Your instructions:
Pick every line with "Članarine" from the material below.

Raw data:

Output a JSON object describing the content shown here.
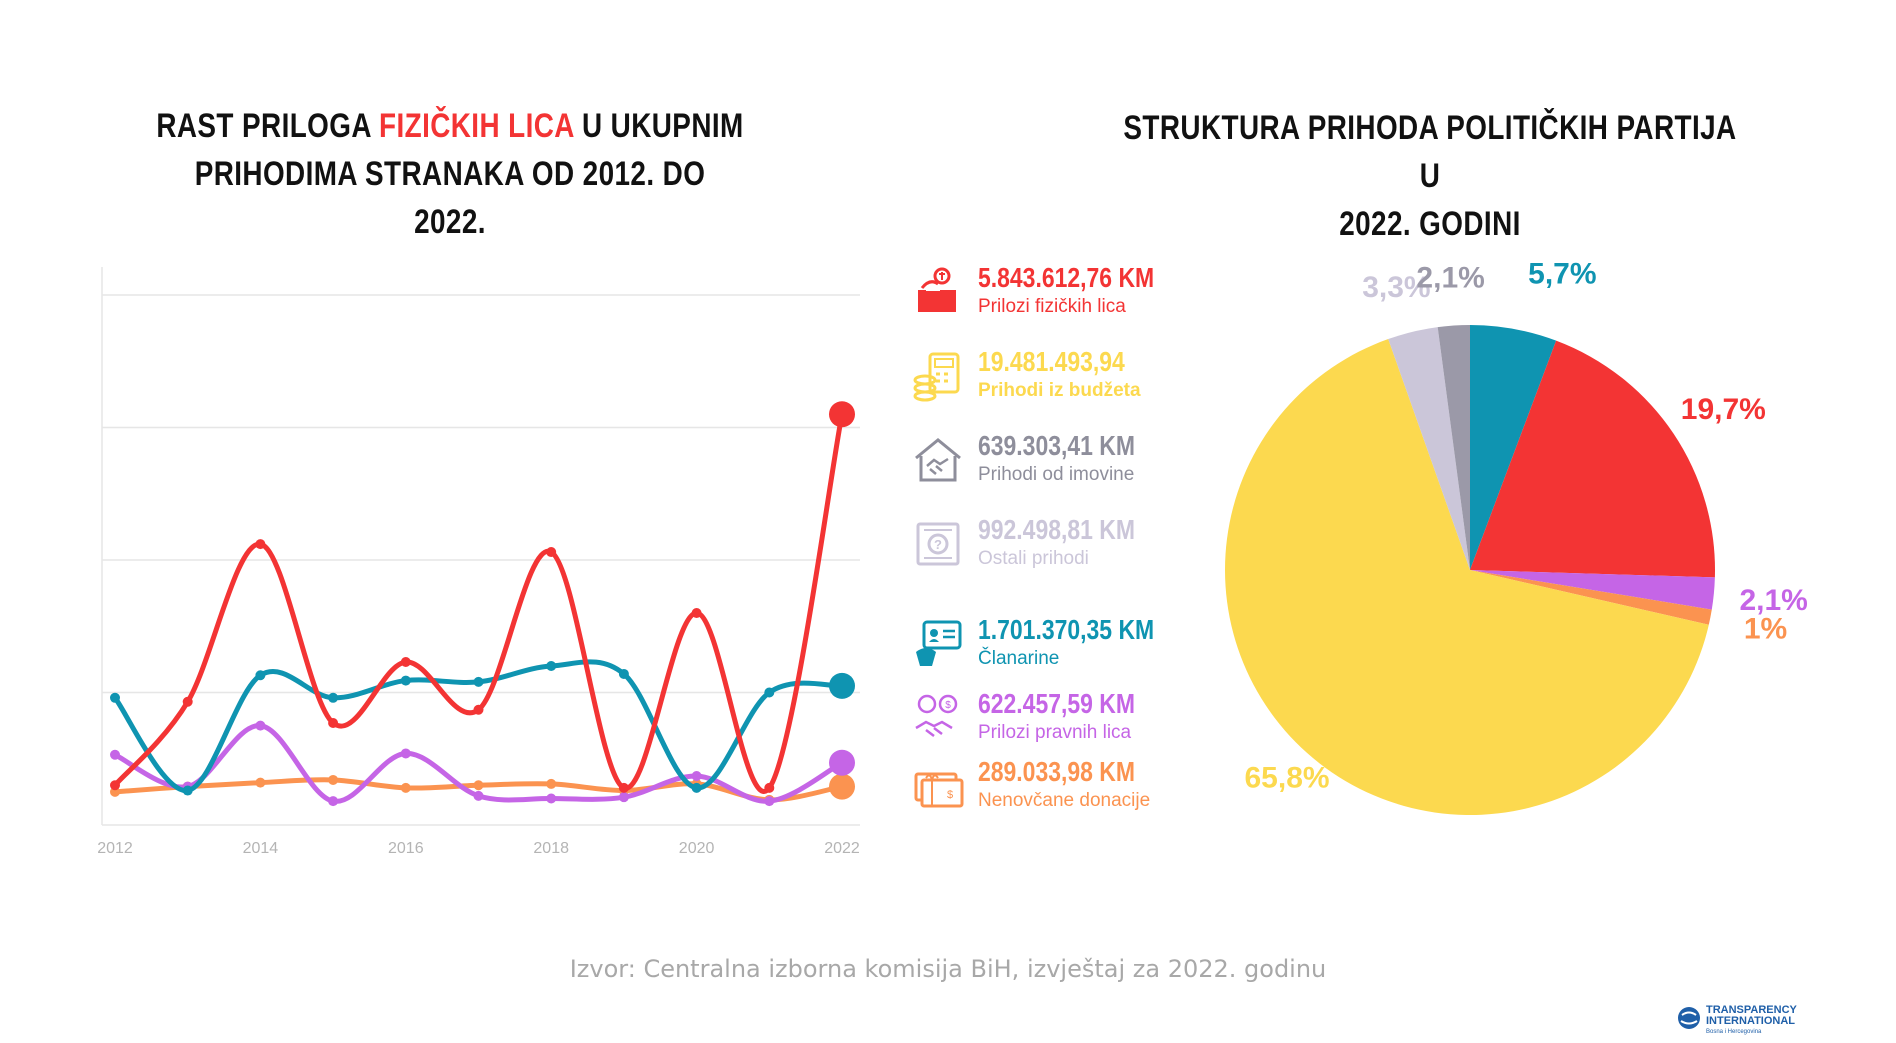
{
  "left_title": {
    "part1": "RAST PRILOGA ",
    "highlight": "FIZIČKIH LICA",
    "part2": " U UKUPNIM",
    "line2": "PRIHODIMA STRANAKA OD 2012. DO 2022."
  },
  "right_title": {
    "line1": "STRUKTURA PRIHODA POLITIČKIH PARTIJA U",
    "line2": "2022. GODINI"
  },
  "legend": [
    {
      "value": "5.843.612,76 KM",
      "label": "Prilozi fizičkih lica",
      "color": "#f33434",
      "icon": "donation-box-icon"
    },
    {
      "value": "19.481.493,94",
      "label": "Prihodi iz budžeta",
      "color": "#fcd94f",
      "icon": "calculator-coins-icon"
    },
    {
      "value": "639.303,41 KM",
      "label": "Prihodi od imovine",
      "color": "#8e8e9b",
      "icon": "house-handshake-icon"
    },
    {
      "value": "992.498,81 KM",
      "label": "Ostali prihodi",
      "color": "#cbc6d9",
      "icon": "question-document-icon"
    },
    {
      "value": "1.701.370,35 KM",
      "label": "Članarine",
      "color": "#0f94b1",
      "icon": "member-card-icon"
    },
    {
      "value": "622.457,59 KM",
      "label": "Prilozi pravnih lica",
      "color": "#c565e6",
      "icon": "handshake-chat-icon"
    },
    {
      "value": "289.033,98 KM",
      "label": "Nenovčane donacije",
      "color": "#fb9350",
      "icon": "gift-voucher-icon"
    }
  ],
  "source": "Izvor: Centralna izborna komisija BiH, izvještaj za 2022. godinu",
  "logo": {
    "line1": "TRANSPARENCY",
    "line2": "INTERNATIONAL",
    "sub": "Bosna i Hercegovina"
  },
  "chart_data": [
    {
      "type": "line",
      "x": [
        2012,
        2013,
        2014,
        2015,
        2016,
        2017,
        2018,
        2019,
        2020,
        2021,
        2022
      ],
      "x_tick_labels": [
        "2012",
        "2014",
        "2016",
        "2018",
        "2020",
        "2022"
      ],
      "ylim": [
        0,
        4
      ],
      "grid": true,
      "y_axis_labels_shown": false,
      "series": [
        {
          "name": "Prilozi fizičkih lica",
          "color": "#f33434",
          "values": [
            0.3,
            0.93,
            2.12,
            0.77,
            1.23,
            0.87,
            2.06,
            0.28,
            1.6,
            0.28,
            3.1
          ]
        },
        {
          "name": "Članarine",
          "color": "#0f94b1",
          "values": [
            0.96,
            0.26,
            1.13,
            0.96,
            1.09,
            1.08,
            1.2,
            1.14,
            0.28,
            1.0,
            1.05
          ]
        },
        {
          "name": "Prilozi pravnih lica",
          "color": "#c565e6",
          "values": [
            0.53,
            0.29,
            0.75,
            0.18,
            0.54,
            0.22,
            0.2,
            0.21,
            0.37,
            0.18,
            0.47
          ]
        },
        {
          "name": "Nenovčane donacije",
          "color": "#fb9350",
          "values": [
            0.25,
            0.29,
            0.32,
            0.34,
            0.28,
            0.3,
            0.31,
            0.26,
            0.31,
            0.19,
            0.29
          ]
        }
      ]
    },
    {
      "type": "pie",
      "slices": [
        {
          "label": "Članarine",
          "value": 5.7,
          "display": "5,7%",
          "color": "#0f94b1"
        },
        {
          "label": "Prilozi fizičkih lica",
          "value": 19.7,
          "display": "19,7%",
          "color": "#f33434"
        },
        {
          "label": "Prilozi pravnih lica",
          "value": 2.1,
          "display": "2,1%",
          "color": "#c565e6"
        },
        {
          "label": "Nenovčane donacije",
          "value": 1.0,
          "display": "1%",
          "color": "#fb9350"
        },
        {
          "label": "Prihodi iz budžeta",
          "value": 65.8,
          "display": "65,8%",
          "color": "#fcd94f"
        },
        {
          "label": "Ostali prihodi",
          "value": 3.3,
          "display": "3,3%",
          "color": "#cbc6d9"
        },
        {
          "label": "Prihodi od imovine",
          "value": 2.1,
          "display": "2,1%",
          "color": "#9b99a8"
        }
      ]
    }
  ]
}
---
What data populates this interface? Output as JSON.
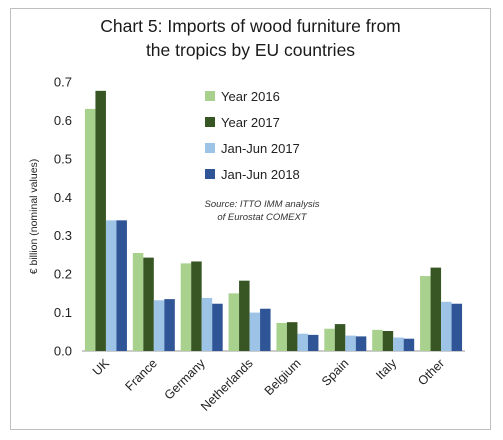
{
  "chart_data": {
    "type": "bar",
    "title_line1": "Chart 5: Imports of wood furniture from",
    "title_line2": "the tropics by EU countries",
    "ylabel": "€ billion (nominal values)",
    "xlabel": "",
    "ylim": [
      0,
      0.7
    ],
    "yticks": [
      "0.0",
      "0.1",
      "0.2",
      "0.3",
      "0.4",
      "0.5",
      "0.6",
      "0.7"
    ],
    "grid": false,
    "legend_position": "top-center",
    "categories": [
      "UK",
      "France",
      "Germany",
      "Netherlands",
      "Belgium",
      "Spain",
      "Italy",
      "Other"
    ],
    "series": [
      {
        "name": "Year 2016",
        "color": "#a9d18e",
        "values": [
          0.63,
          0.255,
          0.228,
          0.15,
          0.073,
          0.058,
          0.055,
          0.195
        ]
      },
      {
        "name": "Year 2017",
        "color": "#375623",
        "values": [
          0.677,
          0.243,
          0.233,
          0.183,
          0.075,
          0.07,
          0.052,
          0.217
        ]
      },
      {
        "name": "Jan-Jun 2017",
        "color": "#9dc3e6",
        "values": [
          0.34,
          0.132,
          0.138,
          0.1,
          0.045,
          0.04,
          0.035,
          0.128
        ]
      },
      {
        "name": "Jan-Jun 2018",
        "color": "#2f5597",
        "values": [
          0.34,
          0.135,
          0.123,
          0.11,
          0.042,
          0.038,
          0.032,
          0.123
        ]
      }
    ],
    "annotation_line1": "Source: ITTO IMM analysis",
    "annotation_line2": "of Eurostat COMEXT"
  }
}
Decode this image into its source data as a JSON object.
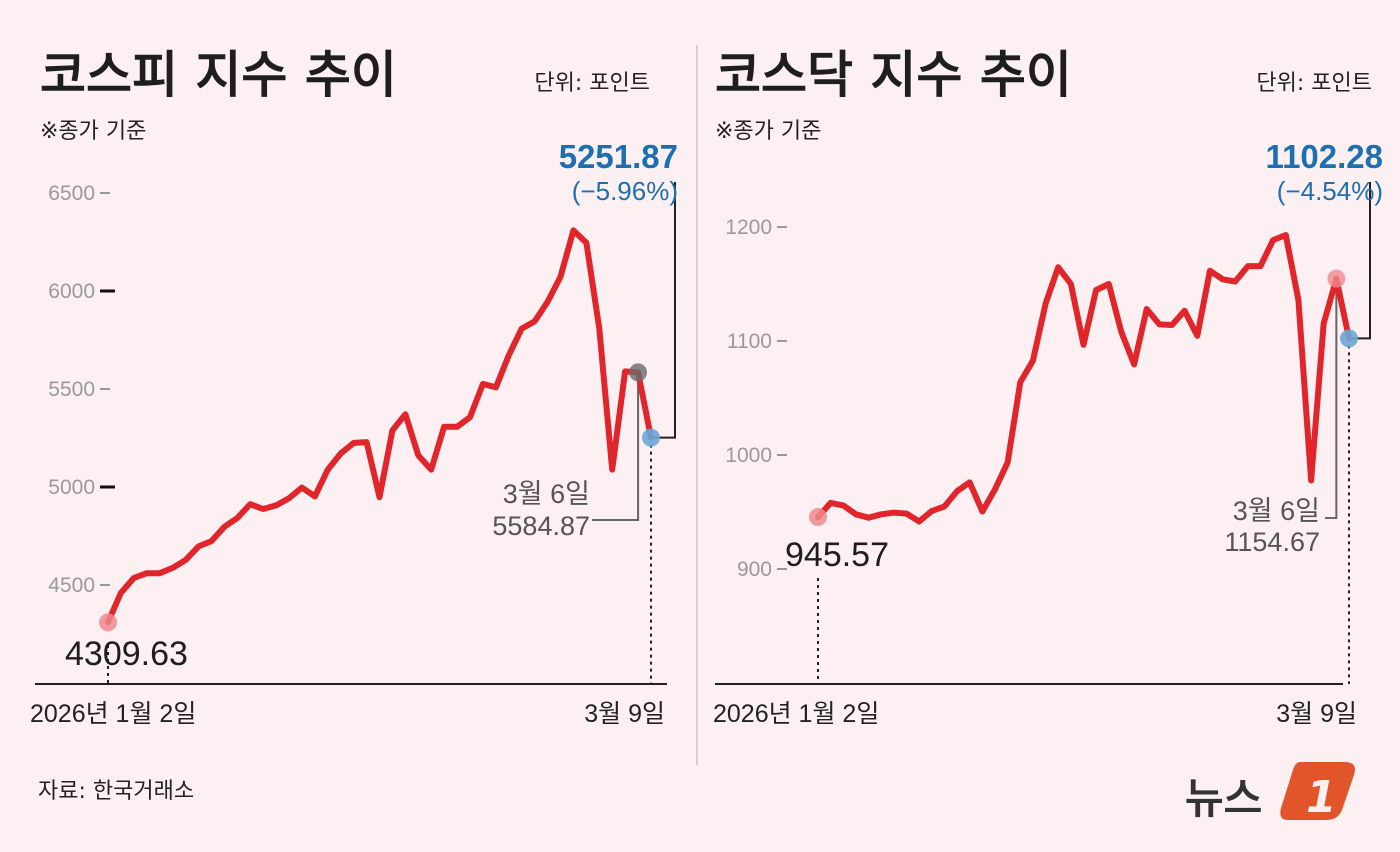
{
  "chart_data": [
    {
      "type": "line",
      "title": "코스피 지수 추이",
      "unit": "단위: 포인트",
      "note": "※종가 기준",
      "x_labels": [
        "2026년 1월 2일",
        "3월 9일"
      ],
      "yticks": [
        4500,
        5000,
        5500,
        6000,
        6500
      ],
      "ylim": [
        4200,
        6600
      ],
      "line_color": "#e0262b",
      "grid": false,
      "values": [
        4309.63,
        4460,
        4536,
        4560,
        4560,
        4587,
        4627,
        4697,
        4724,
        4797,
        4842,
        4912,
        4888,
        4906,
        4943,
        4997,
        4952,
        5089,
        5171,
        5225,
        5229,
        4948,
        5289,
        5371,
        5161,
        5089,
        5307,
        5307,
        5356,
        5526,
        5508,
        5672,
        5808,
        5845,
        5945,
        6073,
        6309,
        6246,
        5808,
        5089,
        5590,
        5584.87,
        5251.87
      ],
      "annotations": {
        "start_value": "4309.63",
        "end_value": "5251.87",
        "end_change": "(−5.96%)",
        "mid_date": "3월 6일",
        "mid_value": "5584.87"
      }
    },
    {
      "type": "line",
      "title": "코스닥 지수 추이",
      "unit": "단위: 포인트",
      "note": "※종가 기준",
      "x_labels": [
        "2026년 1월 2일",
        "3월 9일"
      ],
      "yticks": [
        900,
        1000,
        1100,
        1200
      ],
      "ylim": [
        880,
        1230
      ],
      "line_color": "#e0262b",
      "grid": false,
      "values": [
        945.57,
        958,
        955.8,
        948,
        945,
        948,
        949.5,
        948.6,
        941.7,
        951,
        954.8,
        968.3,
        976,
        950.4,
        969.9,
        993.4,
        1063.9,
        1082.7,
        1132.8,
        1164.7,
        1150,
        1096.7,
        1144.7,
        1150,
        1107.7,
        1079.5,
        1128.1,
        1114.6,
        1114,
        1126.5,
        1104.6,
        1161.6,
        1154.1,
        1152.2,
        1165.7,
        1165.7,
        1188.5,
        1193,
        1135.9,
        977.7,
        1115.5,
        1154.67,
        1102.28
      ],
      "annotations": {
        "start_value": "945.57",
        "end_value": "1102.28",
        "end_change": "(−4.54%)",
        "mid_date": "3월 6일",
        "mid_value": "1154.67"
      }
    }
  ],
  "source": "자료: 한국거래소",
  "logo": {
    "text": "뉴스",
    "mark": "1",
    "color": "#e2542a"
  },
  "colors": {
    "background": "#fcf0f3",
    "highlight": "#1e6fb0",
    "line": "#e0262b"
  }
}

Output of the exercise:
      "label": "Članarine",
          "name": "Članarine",
          "label": "Članarine",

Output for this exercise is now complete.